### [Objective]
Send each entry back exactly as given, pictures excluded.

### [Collected data entries]
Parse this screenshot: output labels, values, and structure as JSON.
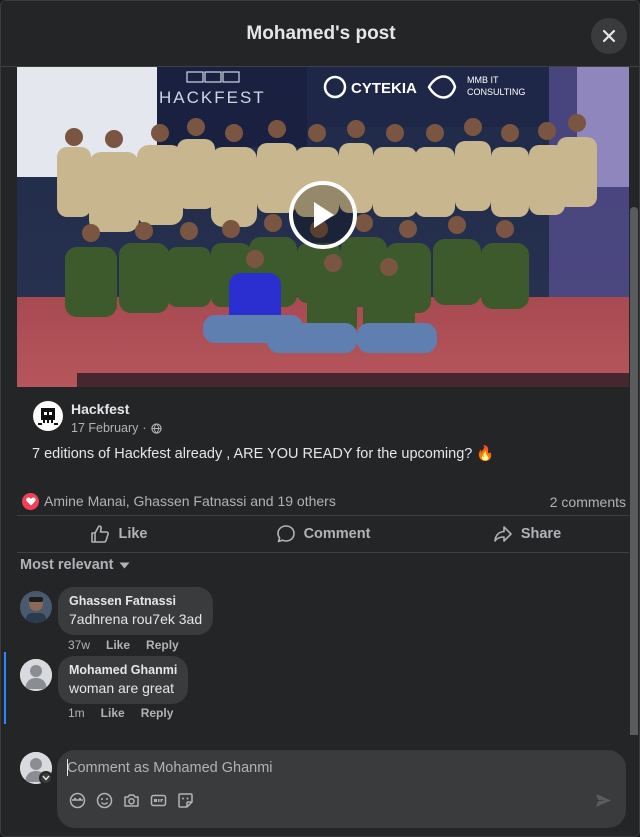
{
  "header": {
    "title": "Mohamed's post"
  },
  "media": {
    "banner_left": "HACKFEST",
    "banner_brand1": "CYTEKIA",
    "banner_brand2_line1": "MMB IT",
    "banner_brand2_line2": "CONSULTING"
  },
  "post": {
    "author": "Hackfest",
    "date": "17 February",
    "text": "7 editions of Hackfest already , ARE YOU READY for the upcoming? 🔥"
  },
  "reactions": {
    "names": "Amine Manai, Ghassen Fatnassi and 19 others",
    "comments_count": "2 comments"
  },
  "actions": {
    "like": "Like",
    "comment": "Comment",
    "share": "Share"
  },
  "sort": {
    "label": "Most relevant"
  },
  "comments": [
    {
      "author": "Ghassen Fatnassi",
      "text": "7adhrena rou7ek 3ad",
      "time": "37w",
      "like": "Like",
      "reply": "Reply"
    },
    {
      "author": "Mohamed Ghanmi",
      "text": "woman are great",
      "time": "1m",
      "like": "Like",
      "reply": "Reply"
    }
  ],
  "composer": {
    "placeholder": "Comment as Mohamed Ghanmi"
  },
  "colors": {
    "background": "#242526",
    "bubble": "#3a3b3c",
    "accent": "#2d88ff",
    "love": "#f33e58"
  }
}
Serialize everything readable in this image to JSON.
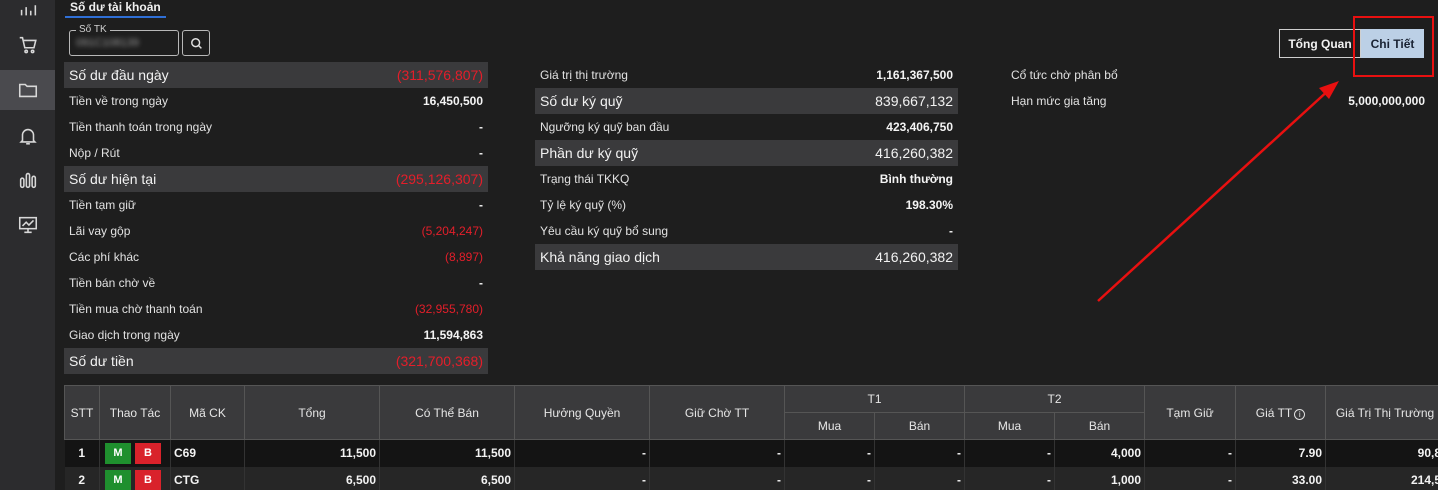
{
  "sidebar": {
    "items": [
      {
        "icon": "bar-chart-icon"
      },
      {
        "icon": "cart-icon"
      },
      {
        "icon": "folder-icon",
        "active": true
      },
      {
        "icon": "bell-icon"
      },
      {
        "icon": "analytics-icon"
      },
      {
        "icon": "monitor-chart-icon"
      }
    ]
  },
  "tab": {
    "label": "Số dư tài khoản"
  },
  "account": {
    "label": "Số TK",
    "value": "091C108139"
  },
  "view_toggle": {
    "overview": "Tổng Quan",
    "detail": "Chi Tiết"
  },
  "colors": {
    "negative": "#e41e2a",
    "accent": "#2f6fd6",
    "annotation": "#e81010"
  },
  "balance": {
    "left": [
      {
        "label": "Số dư đầu ngày",
        "value": "(311,576,807)"
      },
      {
        "label": "Tiền về trong ngày",
        "value": "16,450,500"
      },
      {
        "label": "Tiền thanh toán trong ngày",
        "value": "-"
      },
      {
        "label": "Nộp / Rút",
        "value": "-"
      },
      {
        "label": "Số dư hiện tại",
        "value": "(295,126,307)"
      },
      {
        "label": "Tiền tạm giữ",
        "value": "-"
      },
      {
        "label": "Lãi vay gộp",
        "value": "(5,204,247)"
      },
      {
        "label": "Các phí khác",
        "value": "(8,897)"
      },
      {
        "label": "Tiền bán chờ về",
        "value": "-"
      },
      {
        "label": "Tiền mua chờ thanh toán",
        "value": "(32,955,780)"
      },
      {
        "label": "Giao dịch trong ngày",
        "value": "11,594,863"
      },
      {
        "label": "Số dư tiền",
        "value": "(321,700,368)"
      }
    ],
    "middle": [
      {
        "label": "Giá trị thị trường",
        "value": "1,161,367,500"
      },
      {
        "label": "Số dư ký quỹ",
        "value": "839,667,132"
      },
      {
        "label": "Ngưỡng ký quỹ ban đầu",
        "value": "423,406,750"
      },
      {
        "label": "Phần dư ký quỹ",
        "value": "416,260,382"
      },
      {
        "label": "Trạng thái TKKQ",
        "value": "Bình thường"
      },
      {
        "label": "Tỷ lệ ký quỹ (%)",
        "value": "198.30%"
      },
      {
        "label": "Yêu cầu ký quỹ bổ sung",
        "value": "-"
      },
      {
        "label": "Khả năng giao dịch",
        "value": "416,260,382"
      }
    ],
    "right": [
      {
        "label": "Cổ tức chờ phân bổ",
        "value": ""
      },
      {
        "label": "Hạn mức gia tăng",
        "value": "5,000,000,000"
      }
    ]
  },
  "table": {
    "headers": {
      "stt": "STT",
      "action": "Thao Tác",
      "symbol": "Mã CK",
      "total": "Tổng",
      "sellable": "Có Thể Bán",
      "rights": "Hưởng Quyền",
      "pending": "Giữ Chờ TT",
      "t1": "T1",
      "t2": "T2",
      "buy": "Mua",
      "sell": "Bán",
      "hold": "Tạm Giữ",
      "price": "Giá TT",
      "market_value": "Giá Trị Thị Trường"
    },
    "action_buy": "M",
    "action_sell": "B",
    "rows": [
      {
        "stt": "1",
        "symbol": "C69",
        "total": "11,500",
        "sellable": "11,500",
        "rights": "-",
        "pending": "-",
        "t1_buy": "-",
        "t1_sell": "-",
        "t2_buy": "-",
        "t2_sell": "4,000",
        "hold": "-",
        "price": "7.90",
        "market_value": "90,8"
      },
      {
        "stt": "2",
        "symbol": "CTG",
        "total": "6,500",
        "sellable": "6,500",
        "rights": "-",
        "pending": "-",
        "t1_buy": "-",
        "t1_sell": "-",
        "t2_buy": "-",
        "t2_sell": "1,000",
        "hold": "-",
        "price": "33.00",
        "market_value": "214,5"
      }
    ]
  }
}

### [Correct response]
Parse this screenshot: output labels, values, and structure as JSON.
{
  "header": {
    "title": "Mohamed's post"
  },
  "media": {
    "banner_left": "HACKFEST",
    "banner_brand1": "CYTEKIA",
    "banner_brand2_line1": "MMB IT",
    "banner_brand2_line2": "CONSULTING"
  },
  "post": {
    "author": "Hackfest",
    "date": "17 February",
    "text": "7 editions of Hackfest already , ARE YOU READY for the upcoming? 🔥"
  },
  "reactions": {
    "names": "Amine Manai, Ghassen Fatnassi and 19 others",
    "comments_count": "2 comments"
  },
  "actions": {
    "like": "Like",
    "comment": "Comment",
    "share": "Share"
  },
  "sort": {
    "label": "Most relevant"
  },
  "comments": [
    {
      "author": "Ghassen Fatnassi",
      "text": "7adhrena rou7ek 3ad",
      "time": "37w",
      "like": "Like",
      "reply": "Reply"
    },
    {
      "author": "Mohamed Ghanmi",
      "text": "woman are great",
      "time": "1m",
      "like": "Like",
      "reply": "Reply"
    }
  ],
  "composer": {
    "placeholder": "Comment as Mohamed Ghanmi"
  },
  "colors": {
    "background": "#242526",
    "bubble": "#3a3b3c",
    "accent": "#2d88ff",
    "love": "#f33e58"
  }
}
Serialize everything readable in this image to JSON.
{
  "sidebar": {
    "items": [
      {
        "icon": "bar-chart-icon"
      },
      {
        "icon": "cart-icon"
      },
      {
        "icon": "folder-icon",
        "active": true
      },
      {
        "icon": "bell-icon"
      },
      {
        "icon": "analytics-icon"
      },
      {
        "icon": "monitor-chart-icon"
      }
    ]
  },
  "tab": {
    "label": "Số dư tài khoản"
  },
  "account": {
    "label": "Số TK",
    "value": "091C108139"
  },
  "view_toggle": {
    "overview": "Tổng Quan",
    "detail": "Chi Tiết"
  },
  "colors": {
    "negative": "#e41e2a",
    "accent": "#2f6fd6",
    "annotation": "#e81010"
  },
  "balance": {
    "left": [
      {
        "label": "Số dư đầu ngày",
        "value": "(311,576,807)"
      },
      {
        "label": "Tiền về trong ngày",
        "value": "16,450,500"
      },
      {
        "label": "Tiền thanh toán trong ngày",
        "value": "-"
      },
      {
        "label": "Nộp / Rút",
        "value": "-"
      },
      {
        "label": "Số dư hiện tại",
        "value": "(295,126,307)"
      },
      {
        "label": "Tiền tạm giữ",
        "value": "-"
      },
      {
        "label": "Lãi vay gộp",
        "value": "(5,204,247)"
      },
      {
        "label": "Các phí khác",
        "value": "(8,897)"
      },
      {
        "label": "Tiền bán chờ về",
        "value": "-"
      },
      {
        "label": "Tiền mua chờ thanh toán",
        "value": "(32,955,780)"
      },
      {
        "label": "Giao dịch trong ngày",
        "value": "11,594,863"
      },
      {
        "label": "Số dư tiền",
        "value": "(321,700,368)"
      }
    ],
    "middle": [
      {
        "label": "Giá trị thị trường",
        "value": "1,161,367,500"
      },
      {
        "label": "Số dư ký quỹ",
        "value": "839,667,132"
      },
      {
        "label": "Ngưỡng ký quỹ ban đầu",
        "value": "423,406,750"
      },
      {
        "label": "Phần dư ký quỹ",
        "value": "416,260,382"
      },
      {
        "label": "Trạng thái TKKQ",
        "value": "Bình thường"
      },
      {
        "label": "Tỷ lệ ký quỹ (%)",
        "value": "198.30%"
      },
      {
        "label": "Yêu cầu ký quỹ bổ sung",
        "value": "-"
      },
      {
        "label": "Khả năng giao dịch",
        "value": "416,260,382"
      }
    ],
    "right": [
      {
        "label": "Cổ tức chờ phân bổ",
        "value": ""
      },
      {
        "label": "Hạn mức gia tăng",
        "value": "5,000,000,000"
      }
    ]
  },
  "table": {
    "headers": {
      "stt": "STT",
      "action": "Thao Tác",
      "symbol": "Mã CK",
      "total": "Tổng",
      "sellable": "Có Thể Bán",
      "rights": "Hưởng Quyền",
      "pending": "Giữ Chờ TT",
      "t1": "T1",
      "t2": "T2",
      "buy": "Mua",
      "sell": "Bán",
      "hold": "Tạm Giữ",
      "price": "Giá TT",
      "market_value": "Giá Trị Thị Trường"
    },
    "action_buy": "M",
    "action_sell": "B",
    "rows": [
      {
        "stt": "1",
        "symbol": "C69",
        "total": "11,500",
        "sellable": "11,500",
        "rights": "-",
        "pending": "-",
        "t1_buy": "-",
        "t1_sell": "-",
        "t2_buy": "-",
        "t2_sell": "4,000",
        "hold": "-",
        "price": "7.90",
        "market_value": "90,8"
      },
      {
        "stt": "2",
        "symbol": "CTG",
        "total": "6,500",
        "sellable": "6,500",
        "rights": "-",
        "pending": "-",
        "t1_buy": "-",
        "t1_sell": "-",
        "t2_buy": "-",
        "t2_sell": "1,000",
        "hold": "-",
        "price": "33.00",
        "market_value": "214,5"
      }
    ]
  }
}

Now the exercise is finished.